◆ Figure record extracts ◆
• • • •

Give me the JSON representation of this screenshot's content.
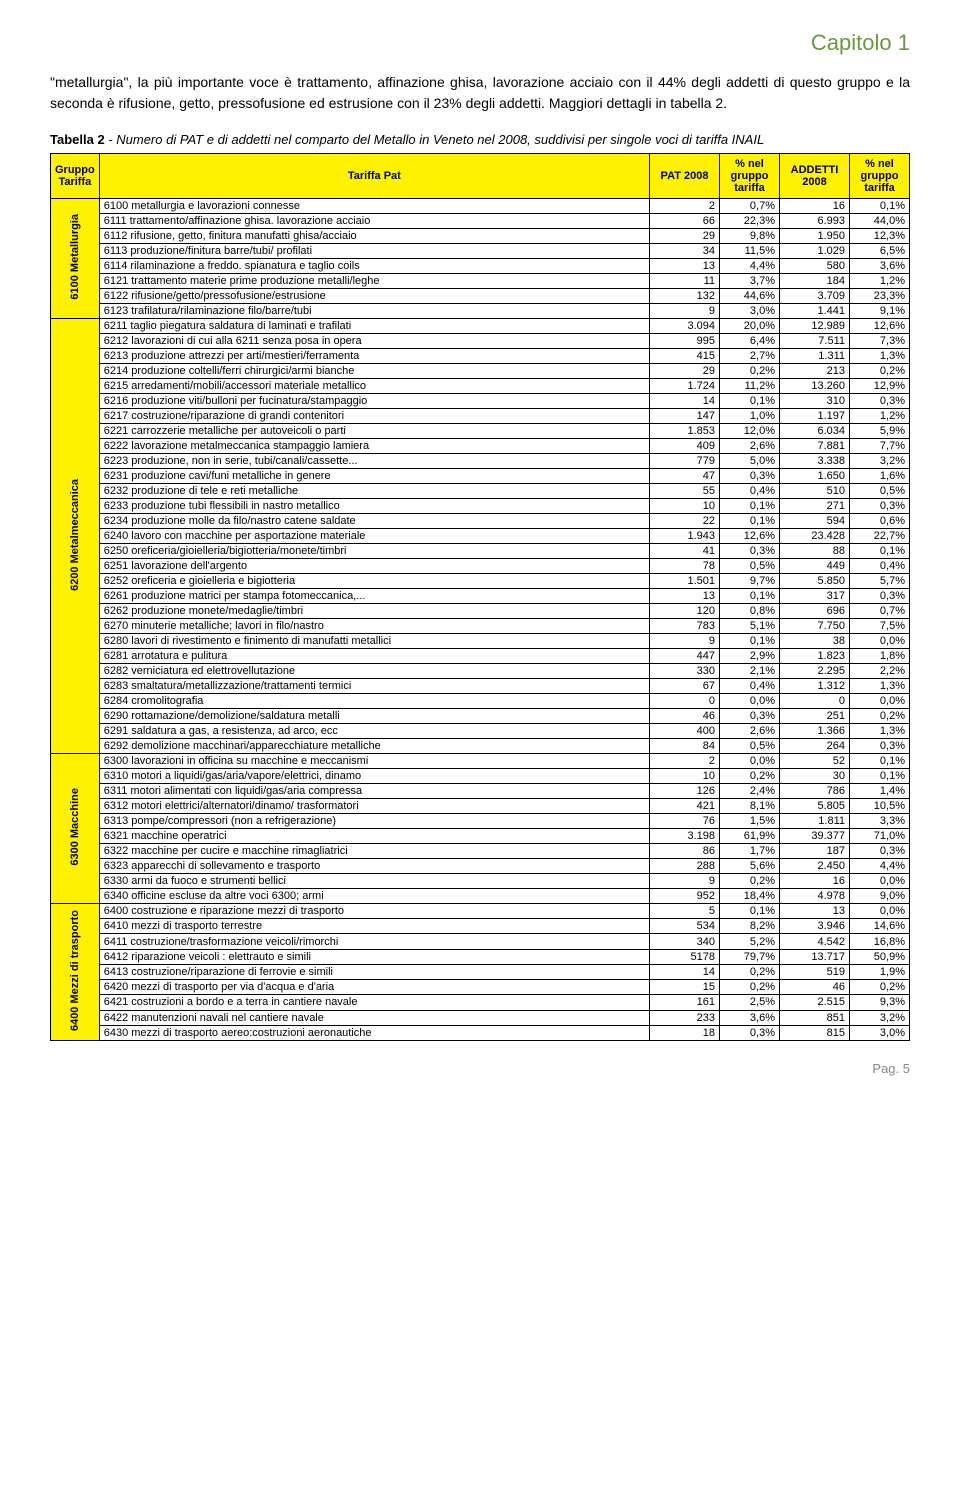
{
  "chapter": "Capitolo 1",
  "intro": "\"metallurgia\", la più importante voce è trattamento, affinazione ghisa, lavorazione acciaio con il 44% degli addetti di questo gruppo e la seconda è rifusione, getto, pressofusione ed estrusione con il 23% degli addetti. Maggiori dettagli in tabella 2.",
  "caption_bold": "Tabella 2",
  "caption_rest": " - Numero di PAT e di addetti nel comparto del Metallo in Veneto nel 2008, suddivisi per singole voci di tariffa INAIL",
  "headers": {
    "group": "Gruppo Tariffa",
    "tariffa": "Tariffa Pat",
    "pat": "PAT 2008",
    "pct1": "% nel gruppo tariffa",
    "addetti": "ADDETTI 2008",
    "pct2": "% nel gruppo tariffa"
  },
  "groups": [
    {
      "label": "6100 Metallurgia",
      "rows": [
        [
          "6100 metallurgia e lavorazioni connesse",
          "2",
          "0,7%",
          "16",
          "0,1%"
        ],
        [
          "6111 trattamento/affinazione ghisa. lavorazione acciaio",
          "66",
          "22,3%",
          "6.993",
          "44,0%"
        ],
        [
          "6112 rifusione, getto, finitura manufatti ghisa/acciaio",
          "29",
          "9,8%",
          "1.950",
          "12,3%"
        ],
        [
          "6113 produzione/finitura barre/tubi/ profilati",
          "34",
          "11,5%",
          "1.029",
          "6,5%"
        ],
        [
          "6114 rilaminazione a freddo. spianatura e taglio coils",
          "13",
          "4,4%",
          "580",
          "3,6%"
        ],
        [
          "6121 trattamento materie prime produzione metalli/leghe",
          "11",
          "3,7%",
          "184",
          "1,2%"
        ],
        [
          "6122 rifusione/getto/pressofusione/estrusione",
          "132",
          "44,6%",
          "3.709",
          "23,3%"
        ],
        [
          "6123 trafilatura/rilaminazione filo/barre/tubi",
          "9",
          "3,0%",
          "1.441",
          "9,1%"
        ]
      ]
    },
    {
      "label": "6200 Metalmeccanica",
      "rows": [
        [
          "6211 taglio piegatura saldatura di laminati e trafilati",
          "3.094",
          "20,0%",
          "12.989",
          "12,6%"
        ],
        [
          "6212 lavorazioni di cui alla 6211 senza posa in opera",
          "995",
          "6,4%",
          "7.511",
          "7,3%"
        ],
        [
          "6213 produzione attrezzi per arti/mestieri/ferramenta",
          "415",
          "2,7%",
          "1.311",
          "1,3%"
        ],
        [
          "6214 produzione coltelli/ferri chirurgici/armi bianche",
          "29",
          "0,2%",
          "213",
          "0,2%"
        ],
        [
          "6215 arredamenti/mobili/accessori materiale metallico",
          "1.724",
          "11,2%",
          "13.260",
          "12,9%"
        ],
        [
          "6216 produzione viti/bulloni per fucinatura/stampaggio",
          "14",
          "0,1%",
          "310",
          "0,3%"
        ],
        [
          "6217 costruzione/riparazione di grandi contenitori",
          "147",
          "1,0%",
          "1.197",
          "1,2%"
        ],
        [
          "6221 carrozzerie metalliche per autoveicoli o parti",
          "1.853",
          "12,0%",
          "6.034",
          "5,9%"
        ],
        [
          "6222 lavorazione metalmeccanica stampaggio lamiera",
          "409",
          "2,6%",
          "7.881",
          "7,7%"
        ],
        [
          "6223 produzione, non in serie, tubi/canali/cassette...",
          "779",
          "5,0%",
          "3.338",
          "3,2%"
        ],
        [
          "6231 produzione cavi/funi metalliche in genere",
          "47",
          "0,3%",
          "1.650",
          "1,6%"
        ],
        [
          "6232 produzione di tele e reti metalliche",
          "55",
          "0,4%",
          "510",
          "0,5%"
        ],
        [
          "6233 produzione tubi flessibili in nastro metallico",
          "10",
          "0,1%",
          "271",
          "0,3%"
        ],
        [
          "6234 produzione molle da filo/nastro catene saldate",
          "22",
          "0,1%",
          "594",
          "0,6%"
        ],
        [
          "6240 lavoro con macchine per asportazione materiale",
          "1.943",
          "12,6%",
          "23.428",
          "22,7%"
        ],
        [
          "6250 oreficeria/gioielleria/bigiotteria/monete/timbri",
          "41",
          "0,3%",
          "88",
          "0,1%"
        ],
        [
          "6251 lavorazione dell'argento",
          "78",
          "0,5%",
          "449",
          "0,4%"
        ],
        [
          "6252 oreficeria e gioielleria e bigiotteria",
          "1.501",
          "9,7%",
          "5.850",
          "5,7%"
        ],
        [
          "6261 produzione matrici per stampa fotomeccanica,...",
          "13",
          "0,1%",
          "317",
          "0,3%"
        ],
        [
          "6262 produzione monete/medaglie/timbri",
          "120",
          "0,8%",
          "696",
          "0,7%"
        ],
        [
          "6270 minuterie metalliche; lavori in filo/nastro",
          "783",
          "5,1%",
          "7.750",
          "7,5%"
        ],
        [
          "6280 lavori di rivestimento e finimento di manufatti metallici",
          "9",
          "0,1%",
          "38",
          "0,0%"
        ],
        [
          "6281 arrotatura e pulitura",
          "447",
          "2,9%",
          "1.823",
          "1,8%"
        ],
        [
          "6282 verniciatura ed elettrovellutazione",
          "330",
          "2,1%",
          "2.295",
          "2,2%"
        ],
        [
          "6283 smaltatura/metallizzazione/trattamenti termici",
          "67",
          "0,4%",
          "1.312",
          "1,3%"
        ],
        [
          "6284 cromolitografia",
          "0",
          "0,0%",
          "0",
          "0,0%"
        ],
        [
          "6290 rottamazione/demolizione/saldatura metalli",
          "46",
          "0,3%",
          "251",
          "0,2%"
        ],
        [
          "6291 saldatura a gas, a resistenza, ad arco, ecc",
          "400",
          "2,6%",
          "1.366",
          "1,3%"
        ],
        [
          "6292 demolizione macchinari/apparecchiature metalliche",
          "84",
          "0,5%",
          "264",
          "0,3%"
        ]
      ]
    },
    {
      "label": "6300 Macchine",
      "rows": [
        [
          "6300 lavorazioni in officina su macchine e meccanismi",
          "2",
          "0,0%",
          "52",
          "0,1%"
        ],
        [
          "6310 motori a liquidi/gas/aria/vapore/elettrici, dinamo",
          "10",
          "0,2%",
          "30",
          "0,1%"
        ],
        [
          "6311 motori alimentati con liquidi/gas/aria compressa",
          "126",
          "2,4%",
          "786",
          "1,4%"
        ],
        [
          "6312 motori elettrici/alternatori/dinamo/ trasformatori",
          "421",
          "8,1%",
          "5.805",
          "10,5%"
        ],
        [
          "6313 pompe/compressori (non a refrigerazione)",
          "76",
          "1,5%",
          "1.811",
          "3,3%"
        ],
        [
          "6321 macchine operatrici",
          "3.198",
          "61,9%",
          "39.377",
          "71,0%"
        ],
        [
          "6322 macchine per cucire e macchine rimagliatrici",
          "86",
          "1,7%",
          "187",
          "0,3%"
        ],
        [
          "6323 apparecchi di sollevamento e trasporto",
          "288",
          "5,6%",
          "2.450",
          "4,4%"
        ],
        [
          "6330 armi da fuoco e strumenti bellici",
          "9",
          "0,2%",
          "16",
          "0,0%"
        ],
        [
          "6340 officine escluse da altre voci 6300; armi",
          "952",
          "18,4%",
          "4.978",
          "9,0%"
        ]
      ]
    },
    {
      "label": "6400 Mezzi di trasporto",
      "rows": [
        [
          "6400 costruzione e riparazione mezzi di trasporto",
          "5",
          "0,1%",
          "13",
          "0,0%"
        ],
        [
          "6410 mezzi di trasporto terrestre",
          "534",
          "8,2%",
          "3.946",
          "14,6%"
        ],
        [
          "6411 costruzione/trasformazione veicoli/rimorchi",
          "340",
          "5,2%",
          "4.542",
          "16,8%"
        ],
        [
          "6412 riparazione veicoli : elettrauto e simili",
          "5178",
          "79,7%",
          "13.717",
          "50,9%"
        ],
        [
          "6413 costruzione/riparazione di ferrovie e simili",
          "14",
          "0,2%",
          "519",
          "1,9%"
        ],
        [
          "6420 mezzi di trasporto per via d'acqua e d'aria",
          "15",
          "0,2%",
          "46",
          "0,2%"
        ],
        [
          "6421 costruzioni a bordo e a terra in cantiere navale",
          "161",
          "2,5%",
          "2.515",
          "9,3%"
        ],
        [
          "6422 manutenzioni navali nel cantiere navale",
          "233",
          "3,6%",
          "851",
          "3,2%"
        ],
        [
          "6430 mezzi di trasporto aereo:costruzioni aeronautiche",
          "18",
          "0,3%",
          "815",
          "3,0%"
        ]
      ]
    }
  ],
  "page": "Pag. 5"
}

• • • •

◆ WHAT IS REQUIRED ◆
Collect every line from the records above that contains the word "acciaio".

◆ SOLUTION TO THIS EXERCISE ◆
  "intro": "\"metallurgia\", la più importante voce è trattamento, affinazione ghisa, lavorazione acciaio con il 44% degli addetti di questo gruppo e la seconda è rifusione, getto, pressofusione ed estrusione con il 23% degli addetti. Maggiori dettagli in tabella 2.",
          "6111 trattamento/affinazione ghisa. lavorazione acciaio",
          "6112 rifusione, getto, finitura manufatti ghisa/acciaio",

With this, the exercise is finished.